WORK TASK: In the abstract on antibiotic resistance in soils given below, reproduce the passage from "Results suggest the" to "erythromycin resistant bacteria.", switching "erythromycin resistant bacteria" to "erythromycin-resistant bacteria" wherever it occurs.

----- READING PASSAGE -----

Amy M. Schimdt
Date of this Version
Speicher, S. 2016. Spatial Distribution of Antibiotic Resistance in Soils Receiving Beef Feedlot Runoff
A study was conducted to provide new insight on the potential contribution to antibiotic resistance from the land application of beef feedlot runoff to soil. This study reports the distribution and quantity of antibiotic resistant bacteria (ARBs), fecal indicator bacteria (FIB), and antibiotic resistance genes (ARGs) in soil from (i) a field receiving long-term application of beef feedlot runoff holding pond effluent and (ii) a cool-season pasture with no history of supplemental manure application.
Soil samples were collected June 2015 at the U.S. Meat Animal Research Center near Clay Center, Nebraska. A response surface sampling design (RSSD) model based on apparent soil electrical conductivity (ECa) measured using electromagnetic induction (EMI) was used to identify six independent sampling locations in each field representing varying degrees of manure accumulation. At each location, intact soil cores were collected to a depth of 2.0 m, subsampled, and analyzed for ARBs (cefotaxime, erythromycin, and tetracycline resistance), FIB, and ARGs (erm and tet). Methods included culture-based, disc diffusion, Etest, and qPCR.
Results suggest the long-term application of beef feedlot runoff increased the soil microbial population, erythromycin resistant bacteria, erm(C), and tet(Q). The abundance of three cultured ARBs and erm(C) significantly decreased with depth in soil. Areas of high manure deposition had a positive correlation with erythromycin resistant bacteria.
The data produced will contribute to the body of knowledge impacting decisions and future research efforts of scientists, researchers, and policy-makers who are striving to effectively address the potential contribution to antibiotic resistance in humans from agricultural practices.

----- GIVEN ENTRIES -----

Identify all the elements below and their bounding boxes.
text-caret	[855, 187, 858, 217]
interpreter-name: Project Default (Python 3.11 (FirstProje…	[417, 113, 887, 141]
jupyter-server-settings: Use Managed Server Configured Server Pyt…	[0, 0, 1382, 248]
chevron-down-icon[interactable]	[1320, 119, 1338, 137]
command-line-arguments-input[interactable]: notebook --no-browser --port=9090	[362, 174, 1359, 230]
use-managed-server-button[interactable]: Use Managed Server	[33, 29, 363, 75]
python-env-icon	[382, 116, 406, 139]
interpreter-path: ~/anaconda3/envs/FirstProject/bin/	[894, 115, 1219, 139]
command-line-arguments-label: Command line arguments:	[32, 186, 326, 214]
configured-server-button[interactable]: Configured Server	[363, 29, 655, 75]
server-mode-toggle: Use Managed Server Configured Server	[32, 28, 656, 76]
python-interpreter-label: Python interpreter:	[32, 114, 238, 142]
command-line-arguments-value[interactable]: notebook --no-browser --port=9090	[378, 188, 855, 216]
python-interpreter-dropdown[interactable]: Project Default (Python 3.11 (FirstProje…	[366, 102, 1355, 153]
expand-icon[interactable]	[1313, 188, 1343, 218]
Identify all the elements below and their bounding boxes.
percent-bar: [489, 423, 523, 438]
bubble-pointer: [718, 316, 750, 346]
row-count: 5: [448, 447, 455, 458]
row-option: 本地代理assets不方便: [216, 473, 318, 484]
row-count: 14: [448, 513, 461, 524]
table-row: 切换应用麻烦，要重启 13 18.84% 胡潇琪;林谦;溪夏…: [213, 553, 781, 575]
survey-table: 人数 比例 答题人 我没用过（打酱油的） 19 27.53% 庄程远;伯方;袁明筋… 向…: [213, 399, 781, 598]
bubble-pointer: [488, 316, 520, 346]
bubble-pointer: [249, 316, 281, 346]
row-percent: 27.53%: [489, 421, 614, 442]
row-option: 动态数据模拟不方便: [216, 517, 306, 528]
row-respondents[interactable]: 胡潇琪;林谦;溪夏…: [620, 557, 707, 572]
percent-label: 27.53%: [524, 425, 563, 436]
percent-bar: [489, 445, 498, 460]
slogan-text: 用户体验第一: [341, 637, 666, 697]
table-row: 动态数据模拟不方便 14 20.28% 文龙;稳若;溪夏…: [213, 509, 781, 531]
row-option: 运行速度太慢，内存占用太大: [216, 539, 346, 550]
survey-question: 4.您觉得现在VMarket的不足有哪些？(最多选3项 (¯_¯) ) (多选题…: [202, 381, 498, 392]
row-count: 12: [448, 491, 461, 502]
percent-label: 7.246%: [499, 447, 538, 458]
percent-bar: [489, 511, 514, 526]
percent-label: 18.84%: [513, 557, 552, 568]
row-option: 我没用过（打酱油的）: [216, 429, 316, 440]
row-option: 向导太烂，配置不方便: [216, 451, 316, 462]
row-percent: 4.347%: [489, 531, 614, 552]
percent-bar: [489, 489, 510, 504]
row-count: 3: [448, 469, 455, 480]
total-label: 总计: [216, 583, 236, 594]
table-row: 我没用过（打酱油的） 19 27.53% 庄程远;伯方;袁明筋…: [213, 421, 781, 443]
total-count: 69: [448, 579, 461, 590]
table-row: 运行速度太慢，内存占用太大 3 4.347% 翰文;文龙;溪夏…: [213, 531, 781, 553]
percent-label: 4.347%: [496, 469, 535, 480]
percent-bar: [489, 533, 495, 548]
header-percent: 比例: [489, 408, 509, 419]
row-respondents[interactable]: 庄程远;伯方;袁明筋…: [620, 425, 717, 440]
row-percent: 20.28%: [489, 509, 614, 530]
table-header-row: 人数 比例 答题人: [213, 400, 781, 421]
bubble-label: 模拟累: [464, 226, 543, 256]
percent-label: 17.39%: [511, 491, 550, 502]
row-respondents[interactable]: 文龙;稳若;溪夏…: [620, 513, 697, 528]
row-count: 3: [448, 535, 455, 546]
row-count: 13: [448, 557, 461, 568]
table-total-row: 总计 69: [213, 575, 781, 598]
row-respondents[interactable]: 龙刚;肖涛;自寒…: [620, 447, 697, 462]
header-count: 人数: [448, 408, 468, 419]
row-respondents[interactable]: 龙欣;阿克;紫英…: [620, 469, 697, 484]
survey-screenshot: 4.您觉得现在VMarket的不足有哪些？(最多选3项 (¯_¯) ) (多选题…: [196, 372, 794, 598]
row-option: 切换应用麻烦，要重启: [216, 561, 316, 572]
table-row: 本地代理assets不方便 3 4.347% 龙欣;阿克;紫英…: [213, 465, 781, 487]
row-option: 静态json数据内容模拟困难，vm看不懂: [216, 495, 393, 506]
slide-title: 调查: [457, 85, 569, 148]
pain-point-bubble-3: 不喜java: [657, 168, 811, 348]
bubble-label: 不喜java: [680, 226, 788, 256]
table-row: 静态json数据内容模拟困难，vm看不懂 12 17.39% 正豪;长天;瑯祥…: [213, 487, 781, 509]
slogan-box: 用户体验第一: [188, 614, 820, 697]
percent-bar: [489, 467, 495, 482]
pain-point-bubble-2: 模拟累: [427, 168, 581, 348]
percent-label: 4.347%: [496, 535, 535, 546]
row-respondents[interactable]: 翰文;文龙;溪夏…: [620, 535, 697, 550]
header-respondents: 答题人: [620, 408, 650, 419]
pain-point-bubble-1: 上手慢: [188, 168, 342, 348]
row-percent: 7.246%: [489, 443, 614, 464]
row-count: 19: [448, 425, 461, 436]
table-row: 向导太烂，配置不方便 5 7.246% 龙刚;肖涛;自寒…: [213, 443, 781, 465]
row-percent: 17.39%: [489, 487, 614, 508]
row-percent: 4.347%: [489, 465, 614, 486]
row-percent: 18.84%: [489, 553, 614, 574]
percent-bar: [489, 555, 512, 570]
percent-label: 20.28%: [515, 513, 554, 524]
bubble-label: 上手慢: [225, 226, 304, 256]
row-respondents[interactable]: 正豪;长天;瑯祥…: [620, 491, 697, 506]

-----

REPLY TO THE TASK:
Results suggest the long-term application of beef feedlot runoff increased the soil microbial population, erythromycin-resistant bacteria, erm(C), and tet(Q). The abundance of three cultured ARBs and erm(C) significantly decreased with depth in soil. Areas of high manure deposition had a positive correlation with erythromycin-resistant bacteria.